— BEGIN —

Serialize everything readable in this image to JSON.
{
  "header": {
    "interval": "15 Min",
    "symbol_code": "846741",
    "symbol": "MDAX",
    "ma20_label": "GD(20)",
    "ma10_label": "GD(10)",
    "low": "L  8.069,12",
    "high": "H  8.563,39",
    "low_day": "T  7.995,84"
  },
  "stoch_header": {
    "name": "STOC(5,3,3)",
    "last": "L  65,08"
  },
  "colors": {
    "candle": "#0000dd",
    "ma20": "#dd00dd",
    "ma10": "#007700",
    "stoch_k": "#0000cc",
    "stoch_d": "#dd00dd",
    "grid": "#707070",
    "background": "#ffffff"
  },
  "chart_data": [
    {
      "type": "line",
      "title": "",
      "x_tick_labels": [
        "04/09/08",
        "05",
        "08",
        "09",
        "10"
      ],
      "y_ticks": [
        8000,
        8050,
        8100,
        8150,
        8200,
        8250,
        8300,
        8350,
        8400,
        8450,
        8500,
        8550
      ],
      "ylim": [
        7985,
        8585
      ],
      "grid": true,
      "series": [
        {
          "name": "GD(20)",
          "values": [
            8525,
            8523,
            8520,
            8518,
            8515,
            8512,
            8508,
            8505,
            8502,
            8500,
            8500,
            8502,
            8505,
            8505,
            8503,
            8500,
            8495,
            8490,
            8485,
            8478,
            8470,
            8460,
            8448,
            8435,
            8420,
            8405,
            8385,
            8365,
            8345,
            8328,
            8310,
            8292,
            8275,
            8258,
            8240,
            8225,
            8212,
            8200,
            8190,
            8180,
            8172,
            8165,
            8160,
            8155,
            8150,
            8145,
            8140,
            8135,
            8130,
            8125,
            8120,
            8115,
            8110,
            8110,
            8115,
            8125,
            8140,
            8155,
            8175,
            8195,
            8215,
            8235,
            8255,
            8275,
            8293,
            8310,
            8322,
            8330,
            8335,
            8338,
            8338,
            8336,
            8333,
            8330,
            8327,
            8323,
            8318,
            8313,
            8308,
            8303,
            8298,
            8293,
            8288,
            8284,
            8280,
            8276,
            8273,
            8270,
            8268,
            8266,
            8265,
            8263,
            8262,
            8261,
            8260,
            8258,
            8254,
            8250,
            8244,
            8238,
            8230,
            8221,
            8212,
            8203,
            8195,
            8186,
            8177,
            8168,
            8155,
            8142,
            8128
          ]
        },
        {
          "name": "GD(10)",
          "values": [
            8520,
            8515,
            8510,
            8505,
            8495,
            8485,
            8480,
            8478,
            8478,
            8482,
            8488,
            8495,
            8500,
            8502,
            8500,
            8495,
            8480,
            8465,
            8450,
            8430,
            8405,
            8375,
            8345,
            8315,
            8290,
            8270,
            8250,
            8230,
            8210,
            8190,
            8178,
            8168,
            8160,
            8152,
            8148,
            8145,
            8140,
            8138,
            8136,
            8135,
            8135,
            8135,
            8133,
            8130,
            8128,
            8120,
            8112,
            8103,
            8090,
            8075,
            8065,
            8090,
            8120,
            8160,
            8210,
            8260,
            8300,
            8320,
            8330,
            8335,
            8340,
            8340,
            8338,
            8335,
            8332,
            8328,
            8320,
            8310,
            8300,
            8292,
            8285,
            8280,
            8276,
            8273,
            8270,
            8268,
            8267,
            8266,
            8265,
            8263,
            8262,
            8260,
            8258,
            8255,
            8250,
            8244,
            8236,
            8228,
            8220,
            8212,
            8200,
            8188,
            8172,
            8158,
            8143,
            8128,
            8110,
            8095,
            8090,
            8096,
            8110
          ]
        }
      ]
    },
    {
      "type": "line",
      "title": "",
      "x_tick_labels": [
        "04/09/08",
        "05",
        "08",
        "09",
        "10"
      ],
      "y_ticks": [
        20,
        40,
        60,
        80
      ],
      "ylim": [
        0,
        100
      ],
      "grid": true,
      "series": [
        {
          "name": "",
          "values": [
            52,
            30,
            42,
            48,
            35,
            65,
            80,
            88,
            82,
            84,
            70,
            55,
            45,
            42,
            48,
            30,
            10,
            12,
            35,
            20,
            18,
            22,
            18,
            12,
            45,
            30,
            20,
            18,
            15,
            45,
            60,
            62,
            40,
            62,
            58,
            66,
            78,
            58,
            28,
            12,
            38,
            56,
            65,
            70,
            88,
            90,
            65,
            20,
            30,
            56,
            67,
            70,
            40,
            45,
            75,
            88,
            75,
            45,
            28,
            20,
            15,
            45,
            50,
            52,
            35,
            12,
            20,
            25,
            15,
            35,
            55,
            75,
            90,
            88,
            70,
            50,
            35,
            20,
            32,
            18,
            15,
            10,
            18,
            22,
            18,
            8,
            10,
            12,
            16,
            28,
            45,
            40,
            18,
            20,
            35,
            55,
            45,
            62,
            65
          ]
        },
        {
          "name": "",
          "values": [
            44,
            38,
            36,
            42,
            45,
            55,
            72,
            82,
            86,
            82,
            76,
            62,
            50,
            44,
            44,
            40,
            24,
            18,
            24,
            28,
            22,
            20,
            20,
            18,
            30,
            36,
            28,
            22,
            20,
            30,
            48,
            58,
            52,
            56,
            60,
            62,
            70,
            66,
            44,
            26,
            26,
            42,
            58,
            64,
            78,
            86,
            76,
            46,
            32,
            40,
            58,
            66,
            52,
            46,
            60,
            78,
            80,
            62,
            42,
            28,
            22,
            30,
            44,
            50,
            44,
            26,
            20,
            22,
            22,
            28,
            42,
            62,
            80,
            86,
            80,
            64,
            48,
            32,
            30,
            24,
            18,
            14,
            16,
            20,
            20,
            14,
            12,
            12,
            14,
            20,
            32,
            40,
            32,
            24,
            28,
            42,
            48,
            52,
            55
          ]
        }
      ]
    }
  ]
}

— END —
— BEGIN —

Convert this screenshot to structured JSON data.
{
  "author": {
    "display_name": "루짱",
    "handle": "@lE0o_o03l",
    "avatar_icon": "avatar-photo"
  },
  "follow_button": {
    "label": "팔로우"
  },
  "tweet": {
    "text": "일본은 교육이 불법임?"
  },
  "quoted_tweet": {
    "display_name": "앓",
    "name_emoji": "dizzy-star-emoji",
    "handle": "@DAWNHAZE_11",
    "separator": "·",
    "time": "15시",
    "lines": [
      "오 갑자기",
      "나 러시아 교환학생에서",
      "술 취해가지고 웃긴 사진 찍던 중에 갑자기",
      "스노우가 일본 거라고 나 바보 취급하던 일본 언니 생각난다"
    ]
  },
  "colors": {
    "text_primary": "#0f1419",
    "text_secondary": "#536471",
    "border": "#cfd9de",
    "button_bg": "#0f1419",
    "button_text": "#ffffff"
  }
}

— END —

» EXERCISE INSTRUCTIONS
Pick every line with "this" in it and copy it.

» WRITTEN REPLY
Serialize everything readable in this image to JSON.
Convert this screenshot to structured JSON data.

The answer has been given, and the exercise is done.